= WRITTEN EXERCISE =
Count the lines containing "credentials". Give the number alone.
——————————
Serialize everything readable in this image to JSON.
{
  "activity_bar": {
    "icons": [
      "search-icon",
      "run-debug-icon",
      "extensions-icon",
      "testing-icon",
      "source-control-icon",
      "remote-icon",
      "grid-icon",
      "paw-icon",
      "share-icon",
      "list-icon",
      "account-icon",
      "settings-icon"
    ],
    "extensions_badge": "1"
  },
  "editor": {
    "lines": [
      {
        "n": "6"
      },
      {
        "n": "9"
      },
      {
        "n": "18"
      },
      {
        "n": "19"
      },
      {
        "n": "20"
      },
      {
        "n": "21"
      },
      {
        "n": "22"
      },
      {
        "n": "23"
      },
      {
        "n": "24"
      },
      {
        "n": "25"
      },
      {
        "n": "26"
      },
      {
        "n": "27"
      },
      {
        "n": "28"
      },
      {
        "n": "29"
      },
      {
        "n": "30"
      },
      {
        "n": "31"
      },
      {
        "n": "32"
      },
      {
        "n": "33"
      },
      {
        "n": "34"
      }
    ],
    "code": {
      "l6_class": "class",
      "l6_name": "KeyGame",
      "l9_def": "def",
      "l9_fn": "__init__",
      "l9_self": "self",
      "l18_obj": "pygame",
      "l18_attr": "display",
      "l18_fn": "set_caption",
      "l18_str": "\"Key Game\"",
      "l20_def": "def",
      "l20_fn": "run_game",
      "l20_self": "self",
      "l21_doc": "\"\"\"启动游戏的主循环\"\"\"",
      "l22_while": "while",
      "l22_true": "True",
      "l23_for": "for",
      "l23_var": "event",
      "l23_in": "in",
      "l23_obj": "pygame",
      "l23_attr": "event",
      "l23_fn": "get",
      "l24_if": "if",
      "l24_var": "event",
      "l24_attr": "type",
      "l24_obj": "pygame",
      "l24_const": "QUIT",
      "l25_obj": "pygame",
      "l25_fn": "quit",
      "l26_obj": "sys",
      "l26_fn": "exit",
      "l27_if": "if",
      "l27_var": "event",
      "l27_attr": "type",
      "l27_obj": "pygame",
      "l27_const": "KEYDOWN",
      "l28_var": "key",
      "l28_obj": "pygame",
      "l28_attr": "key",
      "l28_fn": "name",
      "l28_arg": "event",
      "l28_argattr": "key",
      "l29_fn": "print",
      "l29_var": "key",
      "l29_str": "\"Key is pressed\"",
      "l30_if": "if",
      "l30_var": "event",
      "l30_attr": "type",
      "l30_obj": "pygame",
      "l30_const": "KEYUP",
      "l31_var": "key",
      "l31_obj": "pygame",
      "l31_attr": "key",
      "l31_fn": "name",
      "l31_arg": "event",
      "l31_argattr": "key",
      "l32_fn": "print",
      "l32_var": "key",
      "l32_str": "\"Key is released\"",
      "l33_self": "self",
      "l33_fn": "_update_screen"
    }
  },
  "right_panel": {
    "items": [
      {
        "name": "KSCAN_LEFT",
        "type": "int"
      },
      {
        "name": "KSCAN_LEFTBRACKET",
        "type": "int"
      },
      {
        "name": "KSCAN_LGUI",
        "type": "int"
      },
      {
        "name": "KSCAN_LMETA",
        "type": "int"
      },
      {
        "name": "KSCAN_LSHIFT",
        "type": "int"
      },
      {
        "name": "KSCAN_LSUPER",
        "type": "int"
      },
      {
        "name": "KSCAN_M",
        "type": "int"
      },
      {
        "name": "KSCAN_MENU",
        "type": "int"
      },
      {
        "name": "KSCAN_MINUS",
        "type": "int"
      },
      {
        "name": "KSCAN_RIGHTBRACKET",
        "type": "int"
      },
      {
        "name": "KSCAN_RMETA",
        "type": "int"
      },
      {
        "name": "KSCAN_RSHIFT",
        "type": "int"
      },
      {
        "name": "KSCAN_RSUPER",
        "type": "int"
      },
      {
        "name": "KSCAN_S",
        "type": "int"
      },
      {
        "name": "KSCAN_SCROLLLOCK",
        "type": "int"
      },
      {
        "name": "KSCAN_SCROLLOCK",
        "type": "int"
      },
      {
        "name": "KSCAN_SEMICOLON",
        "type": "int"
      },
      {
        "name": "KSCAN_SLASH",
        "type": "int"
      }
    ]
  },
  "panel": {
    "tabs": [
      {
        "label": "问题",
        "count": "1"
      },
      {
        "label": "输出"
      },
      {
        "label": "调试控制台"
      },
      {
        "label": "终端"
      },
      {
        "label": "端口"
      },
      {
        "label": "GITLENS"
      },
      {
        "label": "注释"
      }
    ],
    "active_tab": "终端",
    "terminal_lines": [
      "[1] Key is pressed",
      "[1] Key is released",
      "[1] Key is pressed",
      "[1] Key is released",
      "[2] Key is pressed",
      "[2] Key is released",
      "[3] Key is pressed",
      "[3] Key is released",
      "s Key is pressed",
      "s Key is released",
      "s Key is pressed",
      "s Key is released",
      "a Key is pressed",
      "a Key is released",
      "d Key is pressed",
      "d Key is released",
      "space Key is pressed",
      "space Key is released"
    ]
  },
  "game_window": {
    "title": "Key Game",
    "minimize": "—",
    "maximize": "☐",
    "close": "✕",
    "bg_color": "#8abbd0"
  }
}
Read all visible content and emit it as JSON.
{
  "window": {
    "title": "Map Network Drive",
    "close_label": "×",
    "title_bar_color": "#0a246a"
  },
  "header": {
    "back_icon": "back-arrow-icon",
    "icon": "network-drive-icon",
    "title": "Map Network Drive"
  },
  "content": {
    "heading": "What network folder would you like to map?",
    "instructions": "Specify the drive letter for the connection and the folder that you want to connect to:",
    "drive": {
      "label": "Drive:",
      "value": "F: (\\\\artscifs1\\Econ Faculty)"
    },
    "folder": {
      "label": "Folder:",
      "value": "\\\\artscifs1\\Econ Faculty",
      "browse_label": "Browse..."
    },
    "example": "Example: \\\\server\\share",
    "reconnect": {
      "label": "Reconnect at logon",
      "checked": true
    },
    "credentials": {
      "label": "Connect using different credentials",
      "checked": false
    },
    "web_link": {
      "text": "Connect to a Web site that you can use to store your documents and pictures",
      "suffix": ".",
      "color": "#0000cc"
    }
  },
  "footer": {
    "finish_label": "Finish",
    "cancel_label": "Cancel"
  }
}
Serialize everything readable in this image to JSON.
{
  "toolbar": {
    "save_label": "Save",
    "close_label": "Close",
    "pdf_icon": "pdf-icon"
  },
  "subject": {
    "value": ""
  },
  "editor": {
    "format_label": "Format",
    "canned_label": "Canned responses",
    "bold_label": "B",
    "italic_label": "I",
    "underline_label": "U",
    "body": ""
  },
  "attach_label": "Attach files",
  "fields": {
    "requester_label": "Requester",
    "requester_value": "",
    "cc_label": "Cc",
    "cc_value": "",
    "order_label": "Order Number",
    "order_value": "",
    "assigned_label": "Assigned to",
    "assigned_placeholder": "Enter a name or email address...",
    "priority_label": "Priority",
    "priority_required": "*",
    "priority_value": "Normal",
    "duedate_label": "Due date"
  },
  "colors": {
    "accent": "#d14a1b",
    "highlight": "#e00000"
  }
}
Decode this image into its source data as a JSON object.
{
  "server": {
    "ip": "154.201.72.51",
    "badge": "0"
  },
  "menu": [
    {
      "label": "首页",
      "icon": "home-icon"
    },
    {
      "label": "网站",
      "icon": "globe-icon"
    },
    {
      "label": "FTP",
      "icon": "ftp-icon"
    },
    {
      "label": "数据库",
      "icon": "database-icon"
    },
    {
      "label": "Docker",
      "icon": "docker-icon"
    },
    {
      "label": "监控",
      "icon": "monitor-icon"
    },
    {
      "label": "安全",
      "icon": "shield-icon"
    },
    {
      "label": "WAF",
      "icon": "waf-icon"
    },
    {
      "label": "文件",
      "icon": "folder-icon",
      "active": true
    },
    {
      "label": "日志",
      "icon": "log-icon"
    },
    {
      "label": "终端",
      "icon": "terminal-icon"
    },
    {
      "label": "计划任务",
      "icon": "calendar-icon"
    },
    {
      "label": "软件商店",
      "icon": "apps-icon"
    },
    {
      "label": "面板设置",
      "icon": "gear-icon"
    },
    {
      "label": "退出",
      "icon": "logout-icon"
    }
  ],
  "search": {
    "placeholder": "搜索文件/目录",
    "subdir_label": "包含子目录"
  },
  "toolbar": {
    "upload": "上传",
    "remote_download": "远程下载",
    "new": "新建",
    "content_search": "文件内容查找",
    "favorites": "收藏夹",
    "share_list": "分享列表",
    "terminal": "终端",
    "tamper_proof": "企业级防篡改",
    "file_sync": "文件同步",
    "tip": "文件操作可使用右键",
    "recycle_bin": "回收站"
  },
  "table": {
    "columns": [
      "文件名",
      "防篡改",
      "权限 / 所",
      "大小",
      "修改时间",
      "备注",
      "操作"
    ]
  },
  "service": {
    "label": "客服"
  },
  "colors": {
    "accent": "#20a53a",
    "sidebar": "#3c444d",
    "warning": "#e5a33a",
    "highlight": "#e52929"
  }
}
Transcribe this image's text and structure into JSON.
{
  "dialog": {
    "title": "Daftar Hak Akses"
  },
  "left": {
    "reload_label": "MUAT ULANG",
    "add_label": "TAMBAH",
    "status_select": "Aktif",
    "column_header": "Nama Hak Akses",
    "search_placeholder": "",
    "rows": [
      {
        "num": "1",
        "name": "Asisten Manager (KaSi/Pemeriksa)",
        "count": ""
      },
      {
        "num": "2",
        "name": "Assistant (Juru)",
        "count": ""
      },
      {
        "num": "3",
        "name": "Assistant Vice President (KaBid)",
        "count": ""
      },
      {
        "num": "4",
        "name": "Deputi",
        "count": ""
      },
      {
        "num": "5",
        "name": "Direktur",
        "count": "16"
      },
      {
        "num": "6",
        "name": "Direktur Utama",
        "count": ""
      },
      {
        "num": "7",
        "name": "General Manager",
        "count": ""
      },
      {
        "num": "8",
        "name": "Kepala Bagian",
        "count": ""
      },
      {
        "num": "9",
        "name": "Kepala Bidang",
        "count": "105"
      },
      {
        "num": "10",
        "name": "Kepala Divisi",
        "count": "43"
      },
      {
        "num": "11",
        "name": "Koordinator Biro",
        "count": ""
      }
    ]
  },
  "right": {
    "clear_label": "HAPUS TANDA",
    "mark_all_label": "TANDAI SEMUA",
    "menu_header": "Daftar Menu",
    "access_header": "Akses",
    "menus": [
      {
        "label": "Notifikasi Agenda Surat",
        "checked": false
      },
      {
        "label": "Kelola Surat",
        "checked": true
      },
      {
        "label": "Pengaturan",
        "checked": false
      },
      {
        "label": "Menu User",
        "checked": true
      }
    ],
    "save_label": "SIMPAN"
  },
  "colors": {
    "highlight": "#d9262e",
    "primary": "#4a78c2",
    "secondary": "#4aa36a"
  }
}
——————————
= EXERCISE OUTPUT =
2